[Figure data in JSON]
____
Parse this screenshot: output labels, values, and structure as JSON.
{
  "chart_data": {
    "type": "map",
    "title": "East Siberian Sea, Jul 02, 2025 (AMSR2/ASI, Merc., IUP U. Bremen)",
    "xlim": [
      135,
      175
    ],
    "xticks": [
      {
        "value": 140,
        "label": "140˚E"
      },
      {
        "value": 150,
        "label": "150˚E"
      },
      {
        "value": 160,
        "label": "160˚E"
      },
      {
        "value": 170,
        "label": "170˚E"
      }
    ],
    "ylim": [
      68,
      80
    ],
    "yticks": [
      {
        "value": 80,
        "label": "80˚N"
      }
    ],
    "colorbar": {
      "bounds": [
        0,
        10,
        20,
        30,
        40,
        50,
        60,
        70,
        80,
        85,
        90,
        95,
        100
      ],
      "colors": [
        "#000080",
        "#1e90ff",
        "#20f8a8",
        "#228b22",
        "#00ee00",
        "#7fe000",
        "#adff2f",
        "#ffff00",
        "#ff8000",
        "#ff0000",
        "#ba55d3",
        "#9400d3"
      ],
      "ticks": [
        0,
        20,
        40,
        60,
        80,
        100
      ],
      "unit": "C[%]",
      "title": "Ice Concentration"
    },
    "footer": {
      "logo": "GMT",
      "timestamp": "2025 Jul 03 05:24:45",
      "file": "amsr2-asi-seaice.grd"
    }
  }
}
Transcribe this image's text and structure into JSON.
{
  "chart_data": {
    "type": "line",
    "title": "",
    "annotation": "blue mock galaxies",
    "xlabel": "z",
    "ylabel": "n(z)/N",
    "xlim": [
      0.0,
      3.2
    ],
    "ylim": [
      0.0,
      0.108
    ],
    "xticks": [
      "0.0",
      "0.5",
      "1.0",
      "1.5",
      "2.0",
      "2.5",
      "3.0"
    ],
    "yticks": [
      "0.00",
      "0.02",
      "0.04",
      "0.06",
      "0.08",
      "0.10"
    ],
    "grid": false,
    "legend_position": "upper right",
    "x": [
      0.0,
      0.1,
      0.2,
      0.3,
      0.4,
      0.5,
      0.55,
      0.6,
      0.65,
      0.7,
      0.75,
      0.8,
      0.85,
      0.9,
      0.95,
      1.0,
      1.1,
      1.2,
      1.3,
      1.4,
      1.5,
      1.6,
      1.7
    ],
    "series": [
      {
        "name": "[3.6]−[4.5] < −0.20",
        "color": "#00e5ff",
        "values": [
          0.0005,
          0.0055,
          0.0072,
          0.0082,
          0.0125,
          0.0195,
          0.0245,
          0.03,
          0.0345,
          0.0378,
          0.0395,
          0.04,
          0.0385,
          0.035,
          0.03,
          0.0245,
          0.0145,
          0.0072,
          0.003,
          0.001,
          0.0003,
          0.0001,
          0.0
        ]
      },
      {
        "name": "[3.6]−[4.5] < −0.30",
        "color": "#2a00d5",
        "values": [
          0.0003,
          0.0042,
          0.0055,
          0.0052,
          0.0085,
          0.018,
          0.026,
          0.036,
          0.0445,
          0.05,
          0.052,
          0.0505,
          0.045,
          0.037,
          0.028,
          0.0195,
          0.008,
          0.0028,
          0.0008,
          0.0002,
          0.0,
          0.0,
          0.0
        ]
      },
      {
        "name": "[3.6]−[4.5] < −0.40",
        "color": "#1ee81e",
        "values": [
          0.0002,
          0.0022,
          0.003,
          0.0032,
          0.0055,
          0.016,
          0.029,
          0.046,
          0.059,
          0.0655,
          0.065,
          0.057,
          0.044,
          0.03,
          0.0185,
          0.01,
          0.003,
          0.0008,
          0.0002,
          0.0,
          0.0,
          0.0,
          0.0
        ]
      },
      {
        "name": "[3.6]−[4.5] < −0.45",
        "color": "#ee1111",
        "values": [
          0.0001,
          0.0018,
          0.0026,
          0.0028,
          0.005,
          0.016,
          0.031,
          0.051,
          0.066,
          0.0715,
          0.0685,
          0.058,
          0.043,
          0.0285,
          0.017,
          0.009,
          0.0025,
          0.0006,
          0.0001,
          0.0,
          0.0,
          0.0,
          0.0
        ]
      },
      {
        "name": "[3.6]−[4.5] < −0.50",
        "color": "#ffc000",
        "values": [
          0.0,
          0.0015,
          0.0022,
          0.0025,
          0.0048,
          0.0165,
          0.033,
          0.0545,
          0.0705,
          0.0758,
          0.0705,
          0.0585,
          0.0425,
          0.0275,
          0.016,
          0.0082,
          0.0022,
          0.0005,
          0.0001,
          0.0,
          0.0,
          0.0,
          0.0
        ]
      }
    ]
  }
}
____
• [TO BE DONE]:
Your task is to gather all lines from the entries above that hold the word "name".

• [ANSWER TO THE TASK]:
        "name": "[3.6]−[4.5] < −0.20",
        "name": "[3.6]−[4.5] < −0.30",
        "name": "[3.6]−[4.5] < −0.40",
        "name": "[3.6]−[4.5] < −0.45",
        "name": "[3.6]−[4.5] < −0.50",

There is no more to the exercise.